## PROMPT:
Exactly as written, reproduce the lines from the one that contains "Patent image size: (969, 396)." through the end of the records.
***** INFORMATION SUPPLIED
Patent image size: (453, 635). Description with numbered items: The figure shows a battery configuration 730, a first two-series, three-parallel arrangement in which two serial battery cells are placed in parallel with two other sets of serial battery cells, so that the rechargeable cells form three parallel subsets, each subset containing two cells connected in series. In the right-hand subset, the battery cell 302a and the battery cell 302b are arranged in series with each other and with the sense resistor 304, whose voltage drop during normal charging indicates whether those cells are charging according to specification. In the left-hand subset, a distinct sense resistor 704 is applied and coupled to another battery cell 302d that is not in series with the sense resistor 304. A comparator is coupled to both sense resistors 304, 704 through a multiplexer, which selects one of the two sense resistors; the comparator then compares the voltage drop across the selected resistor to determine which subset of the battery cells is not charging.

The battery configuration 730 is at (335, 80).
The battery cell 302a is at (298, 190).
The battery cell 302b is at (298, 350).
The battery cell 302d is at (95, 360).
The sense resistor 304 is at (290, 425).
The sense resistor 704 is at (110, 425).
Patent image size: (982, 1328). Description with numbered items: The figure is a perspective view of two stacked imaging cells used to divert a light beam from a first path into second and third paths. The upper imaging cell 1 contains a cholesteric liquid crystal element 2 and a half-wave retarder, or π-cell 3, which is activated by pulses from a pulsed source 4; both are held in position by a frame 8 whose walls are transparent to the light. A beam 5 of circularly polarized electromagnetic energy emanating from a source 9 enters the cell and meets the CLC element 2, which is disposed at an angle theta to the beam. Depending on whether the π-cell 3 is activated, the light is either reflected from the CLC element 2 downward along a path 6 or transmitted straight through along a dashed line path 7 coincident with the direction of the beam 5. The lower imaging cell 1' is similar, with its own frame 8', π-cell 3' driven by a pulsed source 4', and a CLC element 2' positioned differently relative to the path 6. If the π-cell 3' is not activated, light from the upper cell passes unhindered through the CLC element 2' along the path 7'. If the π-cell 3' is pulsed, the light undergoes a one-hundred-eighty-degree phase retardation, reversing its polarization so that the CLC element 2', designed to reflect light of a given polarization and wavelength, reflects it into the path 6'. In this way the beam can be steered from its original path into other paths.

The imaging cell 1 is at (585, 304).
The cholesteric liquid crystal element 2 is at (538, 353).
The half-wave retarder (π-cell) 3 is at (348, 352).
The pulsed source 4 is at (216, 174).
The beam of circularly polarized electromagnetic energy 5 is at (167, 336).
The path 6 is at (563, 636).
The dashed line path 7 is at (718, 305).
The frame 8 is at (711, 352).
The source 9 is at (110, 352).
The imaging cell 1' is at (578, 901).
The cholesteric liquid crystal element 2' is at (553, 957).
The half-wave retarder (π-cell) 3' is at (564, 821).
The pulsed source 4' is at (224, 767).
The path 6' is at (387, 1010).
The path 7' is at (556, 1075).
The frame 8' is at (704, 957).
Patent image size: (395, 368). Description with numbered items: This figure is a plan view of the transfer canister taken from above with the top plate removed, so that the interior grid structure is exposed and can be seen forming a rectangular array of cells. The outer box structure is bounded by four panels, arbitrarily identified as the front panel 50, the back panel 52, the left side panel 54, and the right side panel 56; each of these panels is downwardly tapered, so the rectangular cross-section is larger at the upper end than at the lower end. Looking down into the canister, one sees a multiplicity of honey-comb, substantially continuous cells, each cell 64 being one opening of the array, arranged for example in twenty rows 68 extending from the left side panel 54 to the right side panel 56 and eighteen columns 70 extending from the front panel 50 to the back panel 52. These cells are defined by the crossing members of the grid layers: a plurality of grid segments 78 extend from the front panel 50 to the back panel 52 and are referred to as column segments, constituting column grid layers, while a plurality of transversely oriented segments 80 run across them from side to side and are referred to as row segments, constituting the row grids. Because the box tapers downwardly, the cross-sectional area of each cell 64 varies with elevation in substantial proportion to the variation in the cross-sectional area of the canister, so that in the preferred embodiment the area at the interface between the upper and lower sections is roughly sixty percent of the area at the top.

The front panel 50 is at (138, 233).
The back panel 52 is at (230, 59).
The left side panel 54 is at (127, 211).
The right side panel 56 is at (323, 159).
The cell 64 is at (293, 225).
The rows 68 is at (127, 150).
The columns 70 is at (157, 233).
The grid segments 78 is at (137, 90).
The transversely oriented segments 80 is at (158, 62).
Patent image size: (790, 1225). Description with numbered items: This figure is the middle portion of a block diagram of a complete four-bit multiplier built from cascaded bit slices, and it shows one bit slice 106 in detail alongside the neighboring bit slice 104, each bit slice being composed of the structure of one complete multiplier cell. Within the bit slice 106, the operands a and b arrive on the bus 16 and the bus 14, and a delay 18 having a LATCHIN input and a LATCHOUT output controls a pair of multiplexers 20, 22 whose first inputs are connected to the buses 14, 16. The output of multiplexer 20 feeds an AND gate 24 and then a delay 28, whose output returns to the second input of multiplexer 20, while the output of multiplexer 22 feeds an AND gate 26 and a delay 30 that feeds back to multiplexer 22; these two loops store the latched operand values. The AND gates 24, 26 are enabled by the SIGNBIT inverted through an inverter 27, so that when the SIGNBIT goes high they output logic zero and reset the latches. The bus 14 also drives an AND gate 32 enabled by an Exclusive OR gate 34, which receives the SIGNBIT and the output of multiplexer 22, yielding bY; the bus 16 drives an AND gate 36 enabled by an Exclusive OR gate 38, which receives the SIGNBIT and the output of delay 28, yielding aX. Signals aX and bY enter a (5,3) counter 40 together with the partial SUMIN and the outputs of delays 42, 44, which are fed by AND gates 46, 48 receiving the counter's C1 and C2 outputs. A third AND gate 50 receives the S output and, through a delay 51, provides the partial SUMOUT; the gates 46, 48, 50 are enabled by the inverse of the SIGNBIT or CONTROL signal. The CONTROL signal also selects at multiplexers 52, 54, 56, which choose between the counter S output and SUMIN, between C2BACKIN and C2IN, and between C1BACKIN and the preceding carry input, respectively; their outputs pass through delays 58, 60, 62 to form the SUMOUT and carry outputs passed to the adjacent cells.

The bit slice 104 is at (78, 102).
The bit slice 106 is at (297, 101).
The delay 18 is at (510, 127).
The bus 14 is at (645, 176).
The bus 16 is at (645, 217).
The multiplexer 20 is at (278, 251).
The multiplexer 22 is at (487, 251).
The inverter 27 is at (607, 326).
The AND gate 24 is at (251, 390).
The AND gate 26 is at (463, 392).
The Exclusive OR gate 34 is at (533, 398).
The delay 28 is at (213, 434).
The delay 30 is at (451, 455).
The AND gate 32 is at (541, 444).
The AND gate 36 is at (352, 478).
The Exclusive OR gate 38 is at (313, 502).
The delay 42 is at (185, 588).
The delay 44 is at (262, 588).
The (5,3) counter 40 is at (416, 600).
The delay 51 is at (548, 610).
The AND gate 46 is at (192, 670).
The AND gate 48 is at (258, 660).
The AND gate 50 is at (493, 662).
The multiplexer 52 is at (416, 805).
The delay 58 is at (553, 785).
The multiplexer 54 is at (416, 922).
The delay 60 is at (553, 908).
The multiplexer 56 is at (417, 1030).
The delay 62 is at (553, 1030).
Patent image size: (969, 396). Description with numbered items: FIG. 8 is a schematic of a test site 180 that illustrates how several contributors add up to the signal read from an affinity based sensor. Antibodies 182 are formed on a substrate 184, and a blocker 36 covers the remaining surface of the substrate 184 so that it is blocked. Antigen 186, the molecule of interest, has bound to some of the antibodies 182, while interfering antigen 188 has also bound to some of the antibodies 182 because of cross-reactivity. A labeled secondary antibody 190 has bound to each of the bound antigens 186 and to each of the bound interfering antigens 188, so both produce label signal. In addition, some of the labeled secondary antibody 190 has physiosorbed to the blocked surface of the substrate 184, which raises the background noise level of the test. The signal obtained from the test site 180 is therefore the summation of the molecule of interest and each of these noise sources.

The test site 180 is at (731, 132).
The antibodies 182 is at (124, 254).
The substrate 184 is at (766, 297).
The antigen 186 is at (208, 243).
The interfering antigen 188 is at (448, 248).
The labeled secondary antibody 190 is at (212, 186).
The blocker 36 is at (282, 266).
**********
## TASK RESPONSE:
Patent image size: (969, 396). Description with numbered items: FIG. 8 is a schematic of a test site 180 that illustrates how several contributors add up to the signal read from an affinity based sensor. Antibodies 182 are formed on a substrate 184, and a blocker 36 covers the remaining surface of the substrate 184 so that it is blocked. Antigen 186, the molecule of interest, has bound to some of the antibodies 182, while interfering antigen 188 has also bound to some of the antibodies 182 because of cross-reactivity. A labeled secondary antibody 190 has bound to each of the bound antigens 186 and to each of the bound interfering antigens 188, so both produce label signal. In addition, some of the labeled secondary antibody 190 has physiosorbed to the blocked surface of the substrate 184, which raises the background noise level of the test. The signal obtained from the test site 180 is therefore the summation of the molecule of interest and each of these noise sources.

The test site 180 is at (731, 132).
The antibodies 182 is at (124, 254).
The substrate 184 is at (766, 297).
The antigen 186 is at (208, 243).
The interfering antigen 188 is at (448, 248).
The labeled secondary antibody 190 is at (212, 186).
The blocker 36 is at (282, 266).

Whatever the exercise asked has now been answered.